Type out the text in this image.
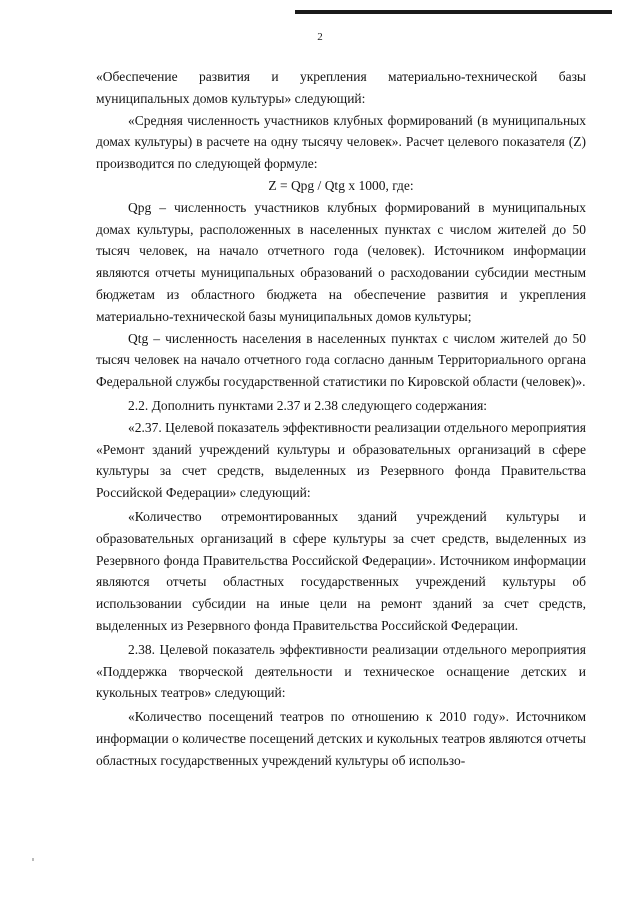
2

«Обеспечение развития и укрепления материально-технической базы муниципальных домов культуры» следующий:

«Средняя численность участников клубных формирований (в муниципальных домах культуры) в расчете на одну тысячу человек». Расчет целевого показателя (Z) производится по следующей формуле:

Z = Qpg / Qtg x 1000, где:

Qpg – численность участников клубных формирований в муниципальных домах культуры, расположенных в населенных пунктах с числом жителей до 50 тысяч человек, на начало отчетного года (человек). Источником информации являются отчеты муниципальных образований о расходовании субсидии местным бюджетам из областного бюджета на обеспечение развития и укрепления материально-технической базы муниципальных домов культуры;

Qtg – численность населения в населенных пунктах с числом жителей до 50 тысяч человек на начало отчетного года согласно данным Территориального органа Федеральной службы государственной статистики по Кировской области (человек)».

2.2. Дополнить пунктами 2.37 и 2.38 следующего содержания:

«2.37. Целевой показатель эффективности реализации отдельного мероприятия «Ремонт зданий учреждений культуры и образовательных организаций в сфере культуры за счет средств, выделенных из Резервного фонда Правительства Российской Федерации» следующий:

«Количество отремонтированных зданий учреждений культуры и образовательных организаций в сфере культуры за счет средств, выделенных из Резервного фонда Правительства Российской Федерации». Источником информации являются отчеты областных государственных учреждений культуры об использовании субсидии на иные цели на ремонт зданий за счет средств, выделенных из Резервного фонда Правительства Российской Федерации.

2.38. Целевой показатель эффективности реализации отдельного мероприятия «Поддержка творческой деятельности и техническое оснащение детских и кукольных театров» следующий:

«Количество посещений театров по отношению к 2010 году». Источником информации о количестве посещений детских и кукольных театров являются отчеты областных государственных учреждений культуры об использо-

What the task asks: Without the pictures, reproduce every line of the records above exactly.

Solution for this problem:
Type out the text in this image.
2

«Обеспечение развития и укрепления материально-технической базы муниципальных домов культуры» следующий:

«Средняя численность участников клубных формирований (в муниципальных домах культуры) в расчете на одну тысячу человек». Расчет целевого показателя (Z) производится по следующей формуле:

Z = Qpg / Qtg x 1000, где:

Qpg – численность участников клубных формирований в муниципальных домах культуры, расположенных в населенных пунктах с числом жителей до 50 тысяч человек, на начало отчетного года (человек). Источником информации являются отчеты муниципальных образований о расходовании субсидии местным бюджетам из областного бюджета на обеспечение развития и укрепления материально-технической базы муниципальных домов культуры;

Qtg – численность населения в населенных пунктах с числом жителей до 50 тысяч человек на начало отчетного года согласно данным Территориального органа Федеральной службы государственной статистики по Кировской области (человек)».

2.2. Дополнить пунктами 2.37 и 2.38 следующего содержания:

«2.37. Целевой показатель эффективности реализации отдельного мероприятия «Ремонт зданий учреждений культуры и образовательных организаций в сфере культуры за счет средств, выделенных из Резервного фонда Правительства Российской Федерации» следующий:

«Количество отремонтированных зданий учреждений культуры и образовательных организаций в сфере культуры за счет средств, выделенных из Резервного фонда Правительства Российской Федерации». Источником информации являются отчеты областных государственных учреждений культуры об использовании субсидии на иные цели на ремонт зданий за счет средств, выделенных из Резервного фонда Правительства Российской Федерации.

2.38. Целевой показатель эффективности реализации отдельного мероприятия «Поддержка творческой деятельности и техническое оснащение детских и кукольных театров» следующий:

«Количество посещений театров по отношению к 2010 году». Источником информации о количестве посещений детских и кукольных театров являются отчеты областных государственных учреждений культуры об использо-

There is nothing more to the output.